* INSTRUCTIONS FOR THE TASK
A faithful transcription of all the data is required.

* RECORDS SHOWN
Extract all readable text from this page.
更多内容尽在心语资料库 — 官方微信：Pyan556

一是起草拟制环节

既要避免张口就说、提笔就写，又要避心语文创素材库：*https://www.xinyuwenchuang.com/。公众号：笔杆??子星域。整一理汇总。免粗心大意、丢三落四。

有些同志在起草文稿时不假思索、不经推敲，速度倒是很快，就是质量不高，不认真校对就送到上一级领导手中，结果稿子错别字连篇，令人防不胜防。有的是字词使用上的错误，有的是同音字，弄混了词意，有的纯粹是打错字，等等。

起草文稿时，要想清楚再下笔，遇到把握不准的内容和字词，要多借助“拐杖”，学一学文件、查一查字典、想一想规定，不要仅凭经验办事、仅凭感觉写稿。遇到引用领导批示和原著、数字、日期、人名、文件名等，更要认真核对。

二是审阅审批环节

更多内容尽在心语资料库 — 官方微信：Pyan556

* EXERCISE RESULT
Extract all readable text from this page.
更多内容尽在心语资料库 — 官方微信：Pyan556

一是起草拟制环节

既要避免张口就说、提笔就写，又要避心语文创素材库：*https://www.xinyuwenchuang.com/。公众号：笔杆??子星域。整一理汇总。免粗心大意、丢三落四。

有些同志在起草文稿时不假思索、不经推敲，速度倒是很快，就是质量不高，不认真校对就送到上一级领导手中，结果稿子错别字连篇，令人防不胜防。有的是字词使用上的错误，有的是同音字，弄混了词意，有的纯粹是打错字，等等。

起草文稿时，要想清楚再下笔，遇到把握不准的内容和字词，要多借助“拐杖”，学一学文件、查一查字典、想一想规定，不要仅凭经验办事、仅凭感觉写稿。遇到引用领导批示和原著、数字、日期、人名、文件名等，更要认真核对。

二是审阅审批环节

更多内容尽在心语资料库 — 官方微信：Pyan556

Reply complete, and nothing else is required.